Go through the records below line by line. Count the lines with "group" and give the count alone.
** BEGIN **
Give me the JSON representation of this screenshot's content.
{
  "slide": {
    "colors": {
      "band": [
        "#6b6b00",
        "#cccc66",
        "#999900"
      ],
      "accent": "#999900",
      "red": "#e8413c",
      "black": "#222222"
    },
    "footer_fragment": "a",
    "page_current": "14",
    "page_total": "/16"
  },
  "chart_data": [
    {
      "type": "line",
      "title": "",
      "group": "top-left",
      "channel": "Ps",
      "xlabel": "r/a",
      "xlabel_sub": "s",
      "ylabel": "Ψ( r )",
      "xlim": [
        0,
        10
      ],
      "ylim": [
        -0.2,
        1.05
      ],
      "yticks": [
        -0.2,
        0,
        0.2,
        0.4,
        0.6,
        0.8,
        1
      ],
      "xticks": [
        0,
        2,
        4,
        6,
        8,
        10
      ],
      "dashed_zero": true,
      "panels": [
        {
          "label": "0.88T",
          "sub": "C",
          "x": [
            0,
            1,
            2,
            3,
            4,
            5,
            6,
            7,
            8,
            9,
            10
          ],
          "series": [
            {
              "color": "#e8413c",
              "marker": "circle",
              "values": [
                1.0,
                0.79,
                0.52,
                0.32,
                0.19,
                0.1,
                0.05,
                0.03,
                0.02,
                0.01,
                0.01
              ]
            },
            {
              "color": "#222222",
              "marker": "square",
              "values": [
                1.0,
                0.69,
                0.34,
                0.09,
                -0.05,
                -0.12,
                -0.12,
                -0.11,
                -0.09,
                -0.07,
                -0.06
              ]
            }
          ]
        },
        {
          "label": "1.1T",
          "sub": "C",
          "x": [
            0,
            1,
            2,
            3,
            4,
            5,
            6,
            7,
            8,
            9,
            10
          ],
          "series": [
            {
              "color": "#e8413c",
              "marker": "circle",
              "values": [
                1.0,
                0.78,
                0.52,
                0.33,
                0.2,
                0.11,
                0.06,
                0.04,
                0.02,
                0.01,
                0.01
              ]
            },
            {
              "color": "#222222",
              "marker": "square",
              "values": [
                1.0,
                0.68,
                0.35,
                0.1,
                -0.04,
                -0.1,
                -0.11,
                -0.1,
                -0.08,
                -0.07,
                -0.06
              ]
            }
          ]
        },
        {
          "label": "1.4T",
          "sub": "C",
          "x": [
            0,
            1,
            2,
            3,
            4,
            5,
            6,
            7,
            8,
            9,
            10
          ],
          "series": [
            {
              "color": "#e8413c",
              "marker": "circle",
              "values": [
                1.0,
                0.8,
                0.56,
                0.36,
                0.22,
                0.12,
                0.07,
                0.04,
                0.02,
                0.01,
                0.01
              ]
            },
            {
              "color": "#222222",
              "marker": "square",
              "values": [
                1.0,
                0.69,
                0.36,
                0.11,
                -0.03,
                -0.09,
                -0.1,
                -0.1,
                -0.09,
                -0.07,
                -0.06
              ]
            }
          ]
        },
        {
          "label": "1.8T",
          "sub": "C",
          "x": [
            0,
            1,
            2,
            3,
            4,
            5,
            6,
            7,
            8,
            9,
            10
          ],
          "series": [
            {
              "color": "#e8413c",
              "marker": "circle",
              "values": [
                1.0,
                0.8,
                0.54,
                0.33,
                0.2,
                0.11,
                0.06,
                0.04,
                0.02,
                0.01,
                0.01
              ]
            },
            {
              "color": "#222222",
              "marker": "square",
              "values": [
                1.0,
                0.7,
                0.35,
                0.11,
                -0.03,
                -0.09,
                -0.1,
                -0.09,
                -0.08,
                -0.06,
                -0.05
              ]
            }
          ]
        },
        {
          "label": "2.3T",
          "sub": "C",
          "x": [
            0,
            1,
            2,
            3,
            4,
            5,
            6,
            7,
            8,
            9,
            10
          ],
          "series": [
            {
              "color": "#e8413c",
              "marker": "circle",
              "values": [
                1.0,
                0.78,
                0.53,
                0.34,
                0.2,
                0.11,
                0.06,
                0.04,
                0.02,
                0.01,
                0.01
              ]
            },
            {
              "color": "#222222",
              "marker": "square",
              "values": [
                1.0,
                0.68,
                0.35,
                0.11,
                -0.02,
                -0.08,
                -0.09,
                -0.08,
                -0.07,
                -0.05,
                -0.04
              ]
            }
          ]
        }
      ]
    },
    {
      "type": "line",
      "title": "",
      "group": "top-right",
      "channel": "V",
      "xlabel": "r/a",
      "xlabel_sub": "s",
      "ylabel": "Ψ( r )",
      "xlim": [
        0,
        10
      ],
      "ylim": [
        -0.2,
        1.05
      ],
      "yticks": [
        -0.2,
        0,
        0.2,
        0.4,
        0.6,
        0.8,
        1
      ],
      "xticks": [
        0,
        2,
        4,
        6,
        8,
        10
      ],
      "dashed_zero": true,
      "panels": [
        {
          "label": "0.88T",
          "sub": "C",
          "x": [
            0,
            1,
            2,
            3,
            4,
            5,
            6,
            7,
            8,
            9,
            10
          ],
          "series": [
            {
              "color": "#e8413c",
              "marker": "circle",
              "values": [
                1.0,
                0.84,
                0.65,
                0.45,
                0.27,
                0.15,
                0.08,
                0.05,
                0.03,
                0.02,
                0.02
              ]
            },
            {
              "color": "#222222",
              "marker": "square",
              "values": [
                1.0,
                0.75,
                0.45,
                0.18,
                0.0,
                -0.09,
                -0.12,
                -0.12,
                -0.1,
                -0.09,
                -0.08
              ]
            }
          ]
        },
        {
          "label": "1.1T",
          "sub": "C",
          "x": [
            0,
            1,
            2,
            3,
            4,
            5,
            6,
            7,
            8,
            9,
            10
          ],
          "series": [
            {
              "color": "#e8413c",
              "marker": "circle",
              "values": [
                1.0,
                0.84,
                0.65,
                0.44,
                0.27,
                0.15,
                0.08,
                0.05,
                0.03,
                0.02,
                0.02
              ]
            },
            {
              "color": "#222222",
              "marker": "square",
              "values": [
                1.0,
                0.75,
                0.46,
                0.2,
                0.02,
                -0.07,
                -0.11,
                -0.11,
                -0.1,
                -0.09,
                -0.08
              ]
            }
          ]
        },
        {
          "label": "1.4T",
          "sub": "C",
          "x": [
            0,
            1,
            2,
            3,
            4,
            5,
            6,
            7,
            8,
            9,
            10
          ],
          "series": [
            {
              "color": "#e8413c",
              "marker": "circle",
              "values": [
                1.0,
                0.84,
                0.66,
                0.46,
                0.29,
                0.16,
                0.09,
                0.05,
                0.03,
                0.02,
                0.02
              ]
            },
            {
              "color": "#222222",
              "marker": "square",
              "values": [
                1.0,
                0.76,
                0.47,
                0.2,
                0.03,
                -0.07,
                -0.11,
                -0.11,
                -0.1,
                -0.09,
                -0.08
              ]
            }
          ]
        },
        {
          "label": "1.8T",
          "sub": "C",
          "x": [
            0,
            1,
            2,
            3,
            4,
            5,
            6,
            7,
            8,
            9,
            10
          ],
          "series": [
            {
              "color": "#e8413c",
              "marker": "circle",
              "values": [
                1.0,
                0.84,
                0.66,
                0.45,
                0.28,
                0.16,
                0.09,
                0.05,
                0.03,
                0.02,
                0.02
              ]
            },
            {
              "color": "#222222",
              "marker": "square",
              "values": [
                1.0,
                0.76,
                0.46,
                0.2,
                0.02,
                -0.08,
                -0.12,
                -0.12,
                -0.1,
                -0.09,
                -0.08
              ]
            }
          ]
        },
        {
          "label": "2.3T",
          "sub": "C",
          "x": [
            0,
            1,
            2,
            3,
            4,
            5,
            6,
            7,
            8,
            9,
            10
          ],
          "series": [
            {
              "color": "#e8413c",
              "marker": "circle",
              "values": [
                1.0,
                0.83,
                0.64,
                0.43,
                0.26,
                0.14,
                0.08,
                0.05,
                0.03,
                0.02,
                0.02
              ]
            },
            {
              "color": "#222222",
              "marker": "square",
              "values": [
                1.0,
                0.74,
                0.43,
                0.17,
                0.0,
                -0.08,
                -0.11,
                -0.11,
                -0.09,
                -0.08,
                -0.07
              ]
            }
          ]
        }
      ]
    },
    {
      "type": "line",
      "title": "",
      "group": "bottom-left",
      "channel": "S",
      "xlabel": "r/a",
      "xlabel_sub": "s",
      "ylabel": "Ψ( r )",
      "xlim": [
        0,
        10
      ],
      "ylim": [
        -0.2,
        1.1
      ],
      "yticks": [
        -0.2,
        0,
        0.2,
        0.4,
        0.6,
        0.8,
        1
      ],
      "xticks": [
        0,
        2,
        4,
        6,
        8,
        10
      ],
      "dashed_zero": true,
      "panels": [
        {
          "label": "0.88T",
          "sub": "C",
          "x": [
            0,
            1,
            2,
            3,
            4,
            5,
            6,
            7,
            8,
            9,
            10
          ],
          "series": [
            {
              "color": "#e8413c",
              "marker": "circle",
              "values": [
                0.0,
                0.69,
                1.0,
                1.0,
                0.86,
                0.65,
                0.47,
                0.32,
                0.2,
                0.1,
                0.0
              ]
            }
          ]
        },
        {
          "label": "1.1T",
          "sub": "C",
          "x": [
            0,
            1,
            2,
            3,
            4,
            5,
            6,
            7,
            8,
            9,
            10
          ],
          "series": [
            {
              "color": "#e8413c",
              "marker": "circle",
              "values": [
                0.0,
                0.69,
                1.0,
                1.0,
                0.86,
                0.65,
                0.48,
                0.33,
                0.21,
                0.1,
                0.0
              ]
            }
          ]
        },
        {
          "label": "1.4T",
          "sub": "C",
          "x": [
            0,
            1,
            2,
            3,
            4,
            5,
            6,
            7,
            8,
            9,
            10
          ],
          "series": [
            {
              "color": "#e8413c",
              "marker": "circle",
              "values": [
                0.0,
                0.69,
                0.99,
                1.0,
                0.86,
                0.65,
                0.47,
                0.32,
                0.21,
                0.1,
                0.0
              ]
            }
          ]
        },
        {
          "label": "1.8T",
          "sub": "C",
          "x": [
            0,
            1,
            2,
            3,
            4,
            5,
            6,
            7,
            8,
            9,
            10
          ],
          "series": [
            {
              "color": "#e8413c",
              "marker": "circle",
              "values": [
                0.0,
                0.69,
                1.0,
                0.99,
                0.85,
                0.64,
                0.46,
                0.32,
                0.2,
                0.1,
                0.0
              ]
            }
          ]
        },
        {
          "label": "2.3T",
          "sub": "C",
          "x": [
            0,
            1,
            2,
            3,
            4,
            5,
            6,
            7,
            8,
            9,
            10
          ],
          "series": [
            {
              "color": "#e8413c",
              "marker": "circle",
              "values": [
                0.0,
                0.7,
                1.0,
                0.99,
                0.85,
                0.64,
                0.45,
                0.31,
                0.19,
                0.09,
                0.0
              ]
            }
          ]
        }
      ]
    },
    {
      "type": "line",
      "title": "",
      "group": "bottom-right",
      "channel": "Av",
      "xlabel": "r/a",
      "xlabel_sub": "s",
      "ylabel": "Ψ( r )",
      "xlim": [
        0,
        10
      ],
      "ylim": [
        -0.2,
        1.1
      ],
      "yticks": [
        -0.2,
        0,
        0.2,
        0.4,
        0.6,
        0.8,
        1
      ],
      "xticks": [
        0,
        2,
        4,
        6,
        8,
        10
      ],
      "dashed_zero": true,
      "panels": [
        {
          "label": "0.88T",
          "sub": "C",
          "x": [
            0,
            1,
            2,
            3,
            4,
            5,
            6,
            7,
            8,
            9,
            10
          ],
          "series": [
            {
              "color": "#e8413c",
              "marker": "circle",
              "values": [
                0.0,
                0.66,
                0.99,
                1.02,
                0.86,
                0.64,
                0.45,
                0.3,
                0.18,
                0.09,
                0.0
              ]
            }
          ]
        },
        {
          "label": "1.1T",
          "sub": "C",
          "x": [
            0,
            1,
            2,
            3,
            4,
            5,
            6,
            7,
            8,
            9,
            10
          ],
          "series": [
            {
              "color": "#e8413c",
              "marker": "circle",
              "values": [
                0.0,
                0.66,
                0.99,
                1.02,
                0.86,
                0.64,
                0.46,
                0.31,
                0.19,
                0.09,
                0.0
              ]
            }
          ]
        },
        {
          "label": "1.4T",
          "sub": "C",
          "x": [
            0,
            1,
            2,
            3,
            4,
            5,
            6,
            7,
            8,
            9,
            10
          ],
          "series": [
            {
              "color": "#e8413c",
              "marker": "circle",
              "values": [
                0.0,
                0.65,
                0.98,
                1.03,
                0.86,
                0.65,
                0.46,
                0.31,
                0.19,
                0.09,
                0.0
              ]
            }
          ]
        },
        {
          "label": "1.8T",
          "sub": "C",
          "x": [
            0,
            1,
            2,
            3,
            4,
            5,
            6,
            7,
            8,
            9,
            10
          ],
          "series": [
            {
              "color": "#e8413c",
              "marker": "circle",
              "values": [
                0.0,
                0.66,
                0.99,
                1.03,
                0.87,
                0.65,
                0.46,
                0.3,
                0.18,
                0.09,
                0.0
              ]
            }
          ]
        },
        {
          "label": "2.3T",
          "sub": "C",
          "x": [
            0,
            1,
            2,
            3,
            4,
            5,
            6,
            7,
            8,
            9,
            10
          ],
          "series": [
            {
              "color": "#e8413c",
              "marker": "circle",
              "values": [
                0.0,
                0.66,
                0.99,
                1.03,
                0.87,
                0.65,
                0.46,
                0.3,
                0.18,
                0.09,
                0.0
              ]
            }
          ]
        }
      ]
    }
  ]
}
** END **
__EXERCISE ANSWER__: 4